Task goal: Will you quote all of the entries, word for word?

Provided records:
────────────────────────────────────────

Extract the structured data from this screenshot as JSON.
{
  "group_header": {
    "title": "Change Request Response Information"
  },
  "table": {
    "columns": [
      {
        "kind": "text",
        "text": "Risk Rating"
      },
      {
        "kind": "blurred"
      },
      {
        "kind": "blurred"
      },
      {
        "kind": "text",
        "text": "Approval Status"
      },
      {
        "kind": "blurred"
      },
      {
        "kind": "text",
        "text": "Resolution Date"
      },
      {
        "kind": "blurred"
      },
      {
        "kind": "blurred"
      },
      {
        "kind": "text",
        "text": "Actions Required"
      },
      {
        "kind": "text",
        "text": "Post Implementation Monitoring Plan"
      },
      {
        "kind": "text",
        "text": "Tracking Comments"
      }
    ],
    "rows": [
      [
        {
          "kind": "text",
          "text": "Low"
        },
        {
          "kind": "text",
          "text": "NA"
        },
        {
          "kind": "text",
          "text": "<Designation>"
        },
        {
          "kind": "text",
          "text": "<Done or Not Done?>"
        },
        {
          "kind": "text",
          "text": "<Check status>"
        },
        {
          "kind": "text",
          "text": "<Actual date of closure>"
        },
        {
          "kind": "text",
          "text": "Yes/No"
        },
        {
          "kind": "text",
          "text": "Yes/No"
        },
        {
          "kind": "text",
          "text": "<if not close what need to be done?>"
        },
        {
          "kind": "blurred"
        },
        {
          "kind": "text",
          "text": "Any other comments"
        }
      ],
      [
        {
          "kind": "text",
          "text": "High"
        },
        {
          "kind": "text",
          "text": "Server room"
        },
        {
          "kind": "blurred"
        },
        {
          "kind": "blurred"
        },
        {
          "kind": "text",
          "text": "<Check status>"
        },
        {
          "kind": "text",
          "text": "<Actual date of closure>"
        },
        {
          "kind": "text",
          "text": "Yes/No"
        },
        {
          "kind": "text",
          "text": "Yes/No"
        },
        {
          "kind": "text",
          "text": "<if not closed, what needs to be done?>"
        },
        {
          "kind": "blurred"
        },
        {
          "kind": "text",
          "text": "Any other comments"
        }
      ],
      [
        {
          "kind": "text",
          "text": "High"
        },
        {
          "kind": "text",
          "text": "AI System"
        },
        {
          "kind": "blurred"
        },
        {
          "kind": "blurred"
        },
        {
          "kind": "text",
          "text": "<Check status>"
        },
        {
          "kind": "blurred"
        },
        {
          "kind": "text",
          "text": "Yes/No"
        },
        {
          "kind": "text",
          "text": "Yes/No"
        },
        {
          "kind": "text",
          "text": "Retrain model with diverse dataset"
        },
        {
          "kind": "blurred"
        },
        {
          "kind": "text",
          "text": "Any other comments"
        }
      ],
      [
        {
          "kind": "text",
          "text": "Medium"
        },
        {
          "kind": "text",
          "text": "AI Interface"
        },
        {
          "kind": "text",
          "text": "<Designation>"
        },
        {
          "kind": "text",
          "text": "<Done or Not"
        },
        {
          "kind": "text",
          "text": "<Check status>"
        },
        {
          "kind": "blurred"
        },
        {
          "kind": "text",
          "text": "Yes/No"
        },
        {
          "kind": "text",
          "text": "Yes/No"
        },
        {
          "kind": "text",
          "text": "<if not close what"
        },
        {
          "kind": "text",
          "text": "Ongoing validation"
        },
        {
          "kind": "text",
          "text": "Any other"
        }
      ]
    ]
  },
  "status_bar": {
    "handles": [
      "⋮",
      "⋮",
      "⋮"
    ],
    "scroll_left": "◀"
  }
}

────────────────────────────────────────

Written reply:
Extract the structured data from this screenshot as JSON.
{
  "group_header": {
    "title": "Change Request Response Information"
  },
  "table": {
    "columns": [
      {
        "kind": "text",
        "text": "Risk Rating"
      },
      {
        "kind": "blurred"
      },
      {
        "kind": "blurred"
      },
      {
        "kind": "text",
        "text": "Approval Status"
      },
      {
        "kind": "blurred"
      },
      {
        "kind": "text",
        "text": "Resolution Date"
      },
      {
        "kind": "blurred"
      },
      {
        "kind": "blurred"
      },
      {
        "kind": "text",
        "text": "Actions Required"
      },
      {
        "kind": "text",
        "text": "Post Implementation Monitoring Plan"
      },
      {
        "kind": "text",
        "text": "Tracking Comments"
      }
    ],
    "rows": [
      [
        {
          "kind": "text",
          "text": "Low"
        },
        {
          "kind": "text",
          "text": "NA"
        },
        {
          "kind": "text",
          "text": "<Designation>"
        },
        {
          "kind": "text",
          "text": "<Done or Not Done?>"
        },
        {
          "kind": "text",
          "text": "<Check status>"
        },
        {
          "kind": "text",
          "text": "<Actual date of closure>"
        },
        {
          "kind": "text",
          "text": "Yes/No"
        },
        {
          "kind": "text",
          "text": "Yes/No"
        },
        {
          "kind": "text",
          "text": "<if not close what need to be done?>"
        },
        {
          "kind": "blurred"
        },
        {
          "kind": "text",
          "text": "Any other comments"
        }
      ],
      [
        {
          "kind": "text",
          "text": "High"
        },
        {
          "kind": "text",
          "text": "Server room"
        },
        {
          "kind": "blurred"
        },
        {
          "kind": "blurred"
        },
        {
          "kind": "text",
          "text": "<Check status>"
        },
        {
          "kind": "text",
          "text": "<Actual date of closure>"
        },
        {
          "kind": "text",
          "text": "Yes/No"
        },
        {
          "kind": "text",
          "text": "Yes/No"
        },
        {
          "kind": "text",
          "text": "<if not closed, what needs to be done?>"
        },
        {
          "kind": "blurred"
        },
        {
          "kind": "text",
          "text": "Any other comments"
        }
      ],
      [
        {
          "kind": "text",
          "text": "High"
        },
        {
          "kind": "text",
          "text": "AI System"
        },
        {
          "kind": "blurred"
        },
        {
          "kind": "blurred"
        },
        {
          "kind": "text",
          "text": "<Check status>"
        },
        {
          "kind": "blurred"
        },
        {
          "kind": "text",
          "text": "Yes/No"
        },
        {
          "kind": "text",
          "text": "Yes/No"
        },
        {
          "kind": "text",
          "text": "Retrain model with diverse dataset"
        },
        {
          "kind": "blurred"
        },
        {
          "kind": "text",
          "text": "Any other comments"
        }
      ],
      [
        {
          "kind": "text",
          "text": "Medium"
        },
        {
          "kind": "text",
          "text": "AI Interface"
        },
        {
          "kind": "text",
          "text": "<Designation>"
        },
        {
          "kind": "text",
          "text": "<Done or Not"
        },
        {
          "kind": "text",
          "text": "<Check status>"
        },
        {
          "kind": "blurred"
        },
        {
          "kind": "text",
          "text": "Yes/No"
        },
        {
          "kind": "text",
          "text": "Yes/No"
        },
        {
          "kind": "text",
          "text": "<if not close what"
        },
        {
          "kind": "text",
          "text": "Ongoing validation"
        },
        {
          "kind": "text",
          "text": "Any other"
        }
      ]
    ]
  },
  "status_bar": {
    "handles": [
      "⋮",
      "⋮",
      "⋮"
    ],
    "scroll_left": "◀"
  }
}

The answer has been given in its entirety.